EXERCISE AIM:
Retype all of the entries word for word.

[Saved entries]
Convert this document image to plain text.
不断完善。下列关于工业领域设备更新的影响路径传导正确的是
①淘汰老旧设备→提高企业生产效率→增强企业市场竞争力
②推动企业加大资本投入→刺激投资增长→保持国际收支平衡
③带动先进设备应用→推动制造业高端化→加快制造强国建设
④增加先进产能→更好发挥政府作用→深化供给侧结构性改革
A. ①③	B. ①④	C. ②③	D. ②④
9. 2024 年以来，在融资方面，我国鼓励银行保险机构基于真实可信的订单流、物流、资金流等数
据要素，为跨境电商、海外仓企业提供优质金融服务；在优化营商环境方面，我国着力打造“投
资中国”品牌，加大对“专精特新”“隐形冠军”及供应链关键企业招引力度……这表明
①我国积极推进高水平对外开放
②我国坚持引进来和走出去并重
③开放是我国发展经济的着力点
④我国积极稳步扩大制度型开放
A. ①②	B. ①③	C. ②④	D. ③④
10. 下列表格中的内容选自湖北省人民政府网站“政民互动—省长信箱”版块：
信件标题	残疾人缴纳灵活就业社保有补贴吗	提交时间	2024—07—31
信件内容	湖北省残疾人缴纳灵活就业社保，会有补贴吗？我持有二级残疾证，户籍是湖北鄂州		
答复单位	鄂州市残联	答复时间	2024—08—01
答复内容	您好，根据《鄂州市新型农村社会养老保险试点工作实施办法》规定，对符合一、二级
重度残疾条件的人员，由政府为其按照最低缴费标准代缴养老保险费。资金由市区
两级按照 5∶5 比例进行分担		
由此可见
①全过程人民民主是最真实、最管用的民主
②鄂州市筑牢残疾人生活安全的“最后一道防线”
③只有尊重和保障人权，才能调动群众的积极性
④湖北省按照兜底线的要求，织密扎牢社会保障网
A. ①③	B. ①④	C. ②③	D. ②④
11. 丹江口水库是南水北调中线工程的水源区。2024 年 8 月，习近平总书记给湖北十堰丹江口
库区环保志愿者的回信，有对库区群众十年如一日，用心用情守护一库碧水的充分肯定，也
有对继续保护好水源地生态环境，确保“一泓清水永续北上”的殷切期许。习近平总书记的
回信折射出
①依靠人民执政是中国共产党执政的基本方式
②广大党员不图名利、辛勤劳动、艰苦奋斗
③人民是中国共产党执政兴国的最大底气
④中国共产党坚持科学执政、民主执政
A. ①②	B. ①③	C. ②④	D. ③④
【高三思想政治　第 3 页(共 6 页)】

SOLUTION TO THE EXERCISE:
Convert this document image to plain text.
不断完善。下列关于工业领域设备更新的影响路径传导正确的是
①淘汰老旧设备→提高企业生产效率→增强企业市场竞争力
②推动企业加大资本投入→刺激投资增长→保持国际收支平衡
③带动先进设备应用→推动制造业高端化→加快制造强国建设
④增加先进产能→更好发挥政府作用→深化供给侧结构性改革
A. ①③	B. ①④	C. ②③	D. ②④
9. 2024 年以来，在融资方面，我国鼓励银行保险机构基于真实可信的订单流、物流、资金流等数
据要素，为跨境电商、海外仓企业提供优质金融服务；在优化营商环境方面，我国着力打造“投
资中国”品牌，加大对“专精特新”“隐形冠军”及供应链关键企业招引力度……这表明
①我国积极推进高水平对外开放
②我国坚持引进来和走出去并重
③开放是我国发展经济的着力点
④我国积极稳步扩大制度型开放
A. ①②	B. ①③	C. ②④	D. ③④
10. 下列表格中的内容选自湖北省人民政府网站“政民互动—省长信箱”版块：
信件标题	残疾人缴纳灵活就业社保有补贴吗	提交时间	2024—07—31
信件内容	湖北省残疾人缴纳灵活就业社保，会有补贴吗？我持有二级残疾证，户籍是湖北鄂州		
答复单位	鄂州市残联	答复时间	2024—08—01
答复内容	您好，根据《鄂州市新型农村社会养老保险试点工作实施办法》规定，对符合一、二级
重度残疾条件的人员，由政府为其按照最低缴费标准代缴养老保险费。资金由市区
两级按照 5∶5 比例进行分担		
由此可见
①全过程人民民主是最真实、最管用的民主
②鄂州市筑牢残疾人生活安全的“最后一道防线”
③只有尊重和保障人权，才能调动群众的积极性
④湖北省按照兜底线的要求，织密扎牢社会保障网
A. ①③	B. ①④	C. ②③	D. ②④
11. 丹江口水库是南水北调中线工程的水源区。2024 年 8 月，习近平总书记给湖北十堰丹江口
库区环保志愿者的回信，有对库区群众十年如一日，用心用情守护一库碧水的充分肯定，也
有对继续保护好水源地生态环境，确保“一泓清水永续北上”的殷切期许。习近平总书记的
回信折射出
①依靠人民执政是中国共产党执政的基本方式
②广大党员不图名利、辛勤劳动、艰苦奋斗
③人民是中国共产党执政兴国的最大底气
④中国共产党坚持科学执政、民主执政
A. ①②	B. ①③	C. ②④	D. ③④
【高三思想政治　第 3 页(共 6 页)】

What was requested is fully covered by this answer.